§ УСЛОВИЕ ЗАДАНИЯ
Выпишите без изменений фрагмент текста о жертвоприношениях, который начинается со слов «Названия двух из» и заканчивается словами «отправление приношения Богу[45].».

§ ИСХОДНЫЙ ДОКУМЕНТ
Названия двух из них имеют лексическое значение. Hattat было жертвоприношением, которое использовалось, чтобы искупать грех, который назывался hattat или hataa, которому в Книге Левит, к сожалению, дается довольно расплывчатое определение. Shelamin — это объединяющее жертвоприношение: действия или благословения, союза или обета. Что же касается терминов olah и minha, то они являются чисто описательными. Каждый из них обозначает одну из особых операций жертвоприношения: второй означает «приношение жертвы» в случае, если она имеет растительную природу, а первый — отправление приношения Богу[45].

Вульгата[46] обычно переводит olah как holocaustum ([holocausti oblatio — «жертва всесожжения»), hattat как oblatio — «предложение», shelamin (от shalom, «мир») как hostia pacificorum — «мирная жертва», minha как hostia pro peccato — «жертва за грех». Из Вульгаты термин holocaustum переходит к латинским Отцам Церкви, которые пользуются им главным образом, чтобы говорить о жертвоприношениях евреев в многочисленных комментариях к Священному Писанию (так у Илария Пиктавийского в комментарии к Псалму 65, стих 23: holocausta sunt integra hostiarum corpora, quia tota ad ignem sacrificii deferebantur, holocausta sunt nuncupata). Здесь важно подчеркнуть прежде всего два факта. Первый заключается в том, что этот термин неосмотрительно используется Отцами Церкви в качестве полемического оружия против евреев, чтобы осудить тщетность кровавых жертвоприношений (Тертуллиан, «Против Маркиона»: quid stultius… quam sacrificiorum cruentorum et holocaustomatum nidorosurum a deo exactio?[47][48]; Августин, «Против Фауста–манихея» 19, 4). Второй факт заключается в том, что этот термин метафорически распространяется на христианских мучеников, чтобы приравнять их страдания к жертвоприношению (Иларий Пиктавийский, Толкование Псалма 65, 23: martyres in fidei testimonium corpora sua holocausta voverunt), вплоть до того, что и крестная жертва Христа определяется как всесожжение (Августин, Толкование Евангелия от Иоанна 41, 5: se in holocaustum obtulerit in cruce Iesus; Руфин Аквилейский, Книга Левит 1, 4: holocaustum… carnis eius per lignum crucis oblatum[49]).

§ СТРОКИ
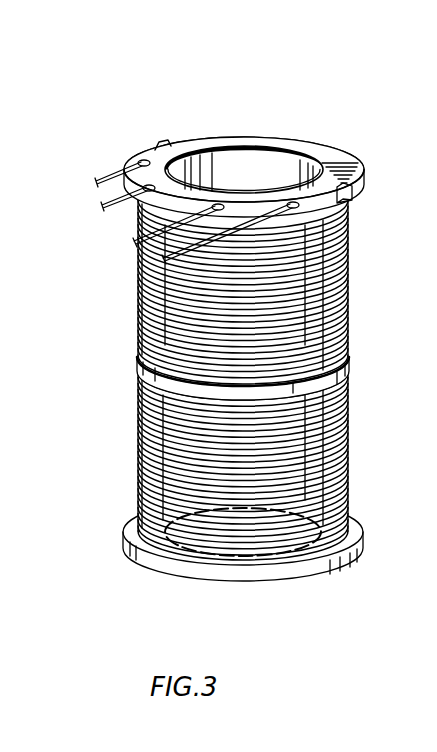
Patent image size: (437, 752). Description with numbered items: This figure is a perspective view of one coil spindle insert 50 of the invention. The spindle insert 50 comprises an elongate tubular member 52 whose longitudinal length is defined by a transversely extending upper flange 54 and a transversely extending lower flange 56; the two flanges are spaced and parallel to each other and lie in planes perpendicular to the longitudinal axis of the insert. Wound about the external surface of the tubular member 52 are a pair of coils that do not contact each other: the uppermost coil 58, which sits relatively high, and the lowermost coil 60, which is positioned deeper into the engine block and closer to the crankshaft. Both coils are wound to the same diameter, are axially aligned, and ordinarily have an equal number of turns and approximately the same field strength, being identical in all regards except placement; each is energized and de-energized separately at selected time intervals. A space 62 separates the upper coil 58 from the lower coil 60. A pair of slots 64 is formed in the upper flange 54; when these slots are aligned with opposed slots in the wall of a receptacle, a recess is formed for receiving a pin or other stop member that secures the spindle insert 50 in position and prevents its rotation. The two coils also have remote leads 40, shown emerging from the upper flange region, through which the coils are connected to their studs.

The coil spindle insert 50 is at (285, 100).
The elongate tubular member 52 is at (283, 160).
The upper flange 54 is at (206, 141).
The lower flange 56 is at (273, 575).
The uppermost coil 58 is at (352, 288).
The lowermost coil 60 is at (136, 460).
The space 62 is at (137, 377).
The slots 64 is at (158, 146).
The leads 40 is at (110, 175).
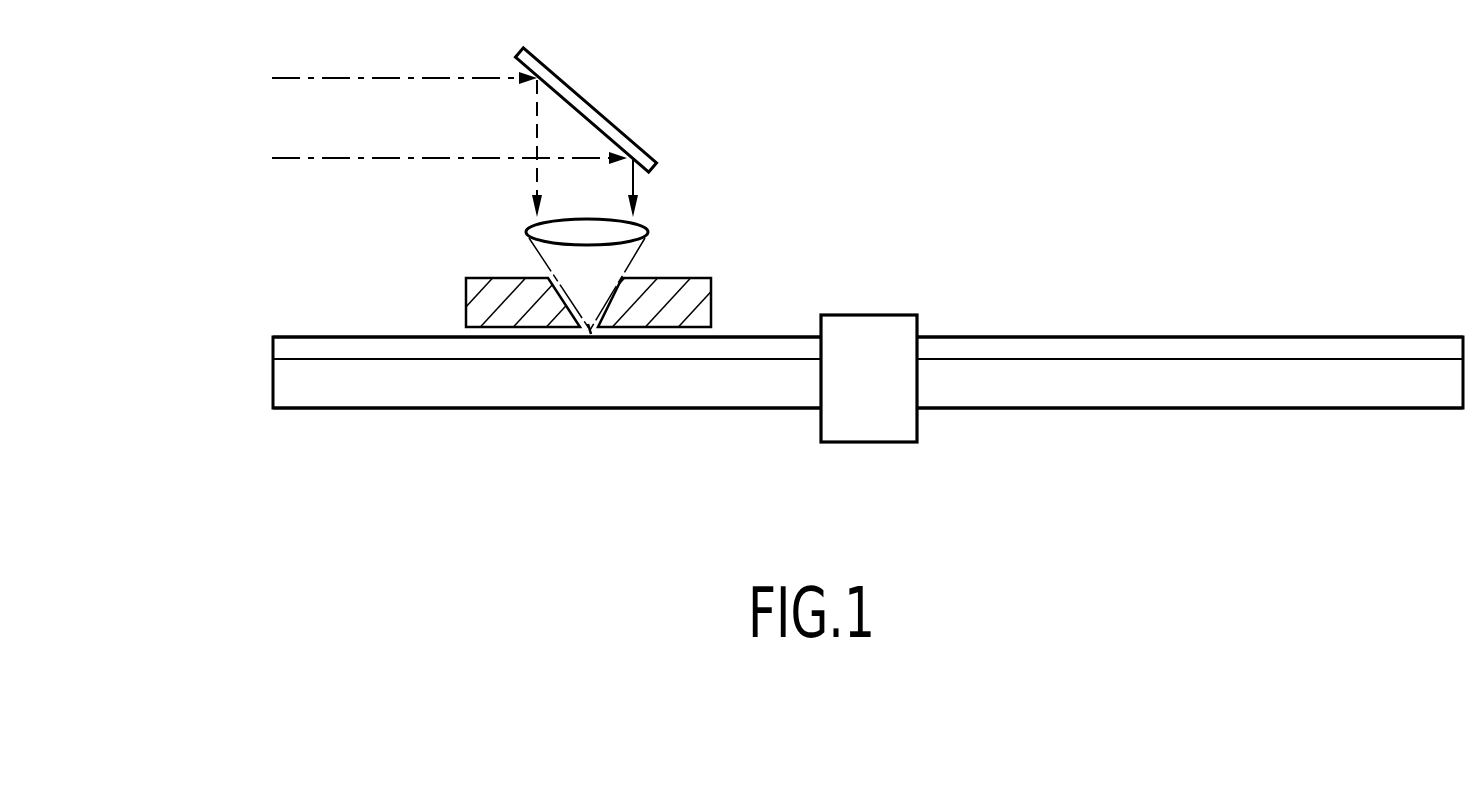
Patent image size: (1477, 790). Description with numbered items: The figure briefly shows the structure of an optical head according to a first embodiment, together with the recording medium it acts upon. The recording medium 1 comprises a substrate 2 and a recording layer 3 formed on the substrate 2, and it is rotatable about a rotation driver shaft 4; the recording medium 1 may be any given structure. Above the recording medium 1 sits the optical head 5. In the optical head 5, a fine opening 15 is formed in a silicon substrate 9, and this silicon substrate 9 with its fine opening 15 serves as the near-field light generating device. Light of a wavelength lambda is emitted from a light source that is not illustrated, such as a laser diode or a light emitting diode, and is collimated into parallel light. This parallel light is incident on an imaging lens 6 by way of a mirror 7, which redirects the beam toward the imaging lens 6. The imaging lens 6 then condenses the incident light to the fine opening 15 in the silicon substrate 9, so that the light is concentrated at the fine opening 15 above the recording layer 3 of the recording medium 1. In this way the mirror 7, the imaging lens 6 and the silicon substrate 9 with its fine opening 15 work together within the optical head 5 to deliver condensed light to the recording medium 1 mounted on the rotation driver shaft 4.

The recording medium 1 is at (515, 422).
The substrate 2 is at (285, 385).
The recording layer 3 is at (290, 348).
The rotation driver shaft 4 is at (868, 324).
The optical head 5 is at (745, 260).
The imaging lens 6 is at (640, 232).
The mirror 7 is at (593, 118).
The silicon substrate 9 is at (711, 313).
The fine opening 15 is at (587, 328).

§ РЕШЕНИЕ ЗАДАЧИ
Названия двух из них имеют лексическое значение. Hattat было жертвоприношением, которое использовалось, чтобы искупать грех, который назывался hattat или hataa, которому в Книге Левит, к сожалению, дается довольно расплывчатое определение. Shelamin — это объединяющее жертвоприношение: действия или благословения, союза или обета. Что же касается терминов olah и minha, то они являются чисто описательными. Каждый из них обозначает одну из особых операций жертвоприношения: второй означает «приношение жертвы» в случае, если она имеет растительную природу, а первый — отправление приношения Богу[45].